Problem to solve:
Nothing should be left out: output all of the entries exactly.

····················

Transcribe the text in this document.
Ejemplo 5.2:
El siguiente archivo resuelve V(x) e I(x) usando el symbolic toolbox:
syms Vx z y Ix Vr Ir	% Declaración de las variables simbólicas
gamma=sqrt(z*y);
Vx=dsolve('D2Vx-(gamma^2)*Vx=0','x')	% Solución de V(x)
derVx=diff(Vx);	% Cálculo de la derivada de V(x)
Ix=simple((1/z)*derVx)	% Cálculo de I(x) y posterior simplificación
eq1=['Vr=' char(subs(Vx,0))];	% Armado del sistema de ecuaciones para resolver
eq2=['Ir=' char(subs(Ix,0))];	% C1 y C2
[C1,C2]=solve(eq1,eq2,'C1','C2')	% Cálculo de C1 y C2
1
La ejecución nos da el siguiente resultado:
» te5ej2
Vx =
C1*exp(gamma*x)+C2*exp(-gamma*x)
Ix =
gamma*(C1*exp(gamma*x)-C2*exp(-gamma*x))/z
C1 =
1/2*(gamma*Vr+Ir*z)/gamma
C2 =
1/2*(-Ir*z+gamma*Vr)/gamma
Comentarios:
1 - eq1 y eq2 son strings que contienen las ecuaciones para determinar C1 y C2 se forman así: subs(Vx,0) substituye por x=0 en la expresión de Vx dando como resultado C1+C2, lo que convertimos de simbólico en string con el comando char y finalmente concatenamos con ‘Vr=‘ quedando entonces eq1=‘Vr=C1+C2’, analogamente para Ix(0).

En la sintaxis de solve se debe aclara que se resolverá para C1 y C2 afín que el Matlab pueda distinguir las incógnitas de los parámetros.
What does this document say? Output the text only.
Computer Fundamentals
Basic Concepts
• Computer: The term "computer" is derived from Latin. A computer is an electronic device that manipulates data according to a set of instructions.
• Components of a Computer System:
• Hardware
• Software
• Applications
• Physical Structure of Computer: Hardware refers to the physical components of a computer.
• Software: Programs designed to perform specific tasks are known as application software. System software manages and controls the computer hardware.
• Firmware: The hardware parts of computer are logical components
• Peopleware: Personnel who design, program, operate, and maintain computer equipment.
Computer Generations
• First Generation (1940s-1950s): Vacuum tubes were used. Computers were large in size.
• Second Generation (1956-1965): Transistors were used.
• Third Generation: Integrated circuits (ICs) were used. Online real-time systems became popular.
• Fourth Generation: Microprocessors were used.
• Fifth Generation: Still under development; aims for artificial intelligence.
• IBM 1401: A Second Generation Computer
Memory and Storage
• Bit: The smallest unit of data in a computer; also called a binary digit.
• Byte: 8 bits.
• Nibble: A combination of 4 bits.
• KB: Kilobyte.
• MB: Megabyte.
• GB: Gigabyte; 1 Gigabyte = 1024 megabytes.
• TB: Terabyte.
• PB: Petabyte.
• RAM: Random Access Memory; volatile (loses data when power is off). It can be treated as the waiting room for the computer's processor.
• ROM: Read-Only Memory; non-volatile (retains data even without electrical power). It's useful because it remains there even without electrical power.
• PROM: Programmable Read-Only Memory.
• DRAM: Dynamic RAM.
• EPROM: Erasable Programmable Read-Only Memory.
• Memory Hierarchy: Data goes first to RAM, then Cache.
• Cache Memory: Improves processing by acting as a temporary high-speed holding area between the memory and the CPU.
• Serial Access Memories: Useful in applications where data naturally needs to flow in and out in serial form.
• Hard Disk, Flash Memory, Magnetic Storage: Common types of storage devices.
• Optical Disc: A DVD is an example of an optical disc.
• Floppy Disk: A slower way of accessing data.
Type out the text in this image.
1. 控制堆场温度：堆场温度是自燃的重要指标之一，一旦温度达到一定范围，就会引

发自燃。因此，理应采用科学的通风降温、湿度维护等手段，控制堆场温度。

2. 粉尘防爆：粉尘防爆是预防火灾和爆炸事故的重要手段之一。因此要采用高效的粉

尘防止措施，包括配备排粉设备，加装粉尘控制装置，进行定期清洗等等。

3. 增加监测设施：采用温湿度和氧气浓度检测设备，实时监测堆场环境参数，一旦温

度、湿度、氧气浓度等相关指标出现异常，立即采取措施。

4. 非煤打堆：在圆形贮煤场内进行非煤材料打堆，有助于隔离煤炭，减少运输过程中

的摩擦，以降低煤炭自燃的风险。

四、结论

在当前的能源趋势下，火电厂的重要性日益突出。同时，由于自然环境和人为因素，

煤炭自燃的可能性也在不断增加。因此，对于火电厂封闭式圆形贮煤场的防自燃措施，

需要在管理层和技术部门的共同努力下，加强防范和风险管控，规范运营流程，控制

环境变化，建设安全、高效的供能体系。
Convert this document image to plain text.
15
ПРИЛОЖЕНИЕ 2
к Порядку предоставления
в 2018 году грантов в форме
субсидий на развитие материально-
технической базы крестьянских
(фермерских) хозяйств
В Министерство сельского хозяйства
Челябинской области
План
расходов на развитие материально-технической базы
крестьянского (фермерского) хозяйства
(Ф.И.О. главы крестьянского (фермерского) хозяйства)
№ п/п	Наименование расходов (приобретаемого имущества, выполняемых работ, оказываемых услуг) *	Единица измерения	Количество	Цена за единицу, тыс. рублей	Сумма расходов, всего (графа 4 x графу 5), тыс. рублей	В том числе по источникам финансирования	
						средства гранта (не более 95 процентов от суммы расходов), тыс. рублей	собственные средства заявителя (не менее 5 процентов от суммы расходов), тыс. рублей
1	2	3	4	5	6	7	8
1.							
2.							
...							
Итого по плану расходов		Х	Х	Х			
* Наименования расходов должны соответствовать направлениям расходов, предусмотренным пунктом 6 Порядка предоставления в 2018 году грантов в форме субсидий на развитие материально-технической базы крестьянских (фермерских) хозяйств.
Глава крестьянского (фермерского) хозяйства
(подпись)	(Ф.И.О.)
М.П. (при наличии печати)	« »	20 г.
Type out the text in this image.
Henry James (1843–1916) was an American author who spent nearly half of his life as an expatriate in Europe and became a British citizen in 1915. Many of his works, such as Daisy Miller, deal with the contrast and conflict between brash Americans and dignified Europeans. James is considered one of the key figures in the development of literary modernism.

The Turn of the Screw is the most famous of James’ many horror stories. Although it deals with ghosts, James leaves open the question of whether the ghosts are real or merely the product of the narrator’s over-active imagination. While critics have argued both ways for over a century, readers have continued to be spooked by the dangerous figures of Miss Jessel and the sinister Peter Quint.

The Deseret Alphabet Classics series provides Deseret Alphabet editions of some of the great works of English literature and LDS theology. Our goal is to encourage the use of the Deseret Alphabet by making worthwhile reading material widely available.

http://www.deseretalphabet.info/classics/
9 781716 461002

····················

Written solution:
Transcribe the text in this document.
Ejemplo 5.2:
El siguiente archivo resuelve V(x) e I(x) usando el symbolic toolbox:
syms Vx z y Ix Vr Ir	% Declaración de las variables simbólicas
gamma=sqrt(z*y);
Vx=dsolve('D2Vx-(gamma^2)*Vx=0','x')	% Solución de V(x)
derVx=diff(Vx);	% Cálculo de la derivada de V(x)
Ix=simple((1/z)*derVx)	% Cálculo de I(x) y posterior simplificación
eq1=['Vr=' char(subs(Vx,0))];	% Armado del sistema de ecuaciones para resolver
eq2=['Ir=' char(subs(Ix,0))];	% C1 y C2
[C1,C2]=solve(eq1,eq2,'C1','C2')	% Cálculo de C1 y C2
1
La ejecución nos da el siguiente resultado:
» te5ej2
Vx =
C1*exp(gamma*x)+C2*exp(-gamma*x)
Ix =
gamma*(C1*exp(gamma*x)-C2*exp(-gamma*x))/z
C1 =
1/2*(gamma*Vr+Ir*z)/gamma
C2 =
1/2*(-Ir*z+gamma*Vr)/gamma
Comentarios:
1 - eq1 y eq2 son strings que contienen las ecuaciones para determinar C1 y C2 se forman así: subs(Vx,0) substituye por x=0 en la expresión de Vx dando como resultado C1+C2, lo que convertimos de simbólico en string con el comando char y finalmente concatenamos con ‘Vr=‘ quedando entonces eq1=‘Vr=C1+C2’, analogamente para Ix(0).

En la sintaxis de solve se debe aclara que se resolverá para C1 y C2 afín que el Matlab pueda distinguir las incógnitas de los parámetros.
What does this document say? Output the text only.
Computer Fundamentals
Basic Concepts
• Computer: The term "computer" is derived from Latin. A computer is an electronic device that manipulates data according to a set of instructions.
• Components of a Computer System:
• Hardware
• Software
• Applications
• Physical Structure of Computer: Hardware refers to the physical components of a computer.
• Software: Programs designed to perform specific tasks are known as application software. System software manages and controls the computer hardware.
• Firmware: The hardware parts of computer are logical components
• Peopleware: Personnel who design, program, operate, and maintain computer equipment.
Computer Generations
• First Generation (1940s-1950s): Vacuum tubes were used. Computers were large in size.
• Second Generation (1956-1965): Transistors were used.
• Third Generation: Integrated circuits (ICs) were used. Online real-time systems became popular.
• Fourth Generation: Microprocessors were used.
• Fifth Generation: Still under development; aims for artificial intelligence.
• IBM 1401: A Second Generation Computer
Memory and Storage
• Bit: The smallest unit of data in a computer; also called a binary digit.
• Byte: 8 bits.
• Nibble: A combination of 4 bits.
• KB: Kilobyte.
• MB: Megabyte.
• GB: Gigabyte; 1 Gigabyte = 1024 megabytes.
• TB: Terabyte.
• PB: Petabyte.
• RAM: Random Access Memory; volatile (loses data when power is off). It can be treated as the waiting room for the computer's processor.
• ROM: Read-Only Memory; non-volatile (retains data even without electrical power). It's useful because it remains there even without electrical power.
• PROM: Programmable Read-Only Memory.
• DRAM: Dynamic RAM.
• EPROM: Erasable Programmable Read-Only Memory.
• Memory Hierarchy: Data goes first to RAM, then Cache.
• Cache Memory: Improves processing by acting as a temporary high-speed holding area between the memory and the CPU.
• Serial Access Memories: Useful in applications where data naturally needs to flow in and out in serial form.
• Hard Disk, Flash Memory, Magnetic Storage: Common types of storage devices.
• Optical Disc: A DVD is an example of an optical disc.
• Floppy Disk: A slower way of accessing data.
Type out the text in this image.
1. 控制堆场温度：堆场温度是自燃的重要指标之一，一旦温度达到一定范围，就会引

发自燃。因此，理应采用科学的通风降温、湿度维护等手段，控制堆场温度。

2. 粉尘防爆：粉尘防爆是预防火灾和爆炸事故的重要手段之一。因此要采用高效的粉

尘防止措施，包括配备排粉设备，加装粉尘控制装置，进行定期清洗等等。

3. 增加监测设施：采用温湿度和氧气浓度检测设备，实时监测堆场环境参数，一旦温

度、湿度、氧气浓度等相关指标出现异常，立即采取措施。

4. 非煤打堆：在圆形贮煤场内进行非煤材料打堆，有助于隔离煤炭，减少运输过程中

的摩擦，以降低煤炭自燃的风险。

四、结论

在当前的能源趋势下，火电厂的重要性日益突出。同时，由于自然环境和人为因素，

煤炭自燃的可能性也在不断增加。因此，对于火电厂封闭式圆形贮煤场的防自燃措施，

需要在管理层和技术部门的共同努力下，加强防范和风险管控，规范运营流程，控制

环境变化，建设安全、高效的供能体系。
Convert this document image to plain text.
15
ПРИЛОЖЕНИЕ 2
к Порядку предоставления
в 2018 году грантов в форме
субсидий на развитие материально-
технической базы крестьянских
(фермерских) хозяйств
В Министерство сельского хозяйства
Челябинской области
План
расходов на развитие материально-технической базы
крестьянского (фермерского) хозяйства
(Ф.И.О. главы крестьянского (фермерского) хозяйства)
№ п/п	Наименование расходов (приобретаемого имущества, выполняемых работ, оказываемых услуг) *	Единица измерения	Количество	Цена за единицу, тыс. рублей	Сумма расходов, всего (графа 4 x графу 5), тыс. рублей	В том числе по источникам финансирования	
						средства гранта (не более 95 процентов от суммы расходов), тыс. рублей	собственные средства заявителя (не менее 5 процентов от суммы расходов), тыс. рублей
1	2	3	4	5	6	7	8
1.							
2.							
...							
Итого по плану расходов		Х	Х	Х			
* Наименования расходов должны соответствовать направлениям расходов, предусмотренным пунктом 6 Порядка предоставления в 2018 году грантов в форме субсидий на развитие материально-технической базы крестьянских (фермерских) хозяйств.
Глава крестьянского (фермерского) хозяйства
(подпись)	(Ф.И.О.)
М.П. (при наличии печати)	« »	20 г.
Type out the text in this image.
Henry James (1843–1916) was an American author who spent nearly half of his life as an expatriate in Europe and became a British citizen in 1915. Many of his works, such as Daisy Miller, deal with the contrast and conflict between brash Americans and dignified Europeans. James is considered one of the key figures in the development of literary modernism.

The Turn of the Screw is the most famous of James’ many horror stories. Although it deals with ghosts, James leaves open the question of whether the ghosts are real or merely the product of the narrator’s over-active imagination. While critics have argued both ways for over a century, readers have continued to be spooked by the dangerous figures of Miss Jessel and the sinister Peter Quint.

The Deseret Alphabet Classics series provides Deseret Alphabet editions of some of the great works of English literature and LDS theology. Our goal is to encourage the use of the Deseret Alphabet by making worthwhile reading material widely available.

http://www.deseretalphabet.info/classics/
9 781716 461002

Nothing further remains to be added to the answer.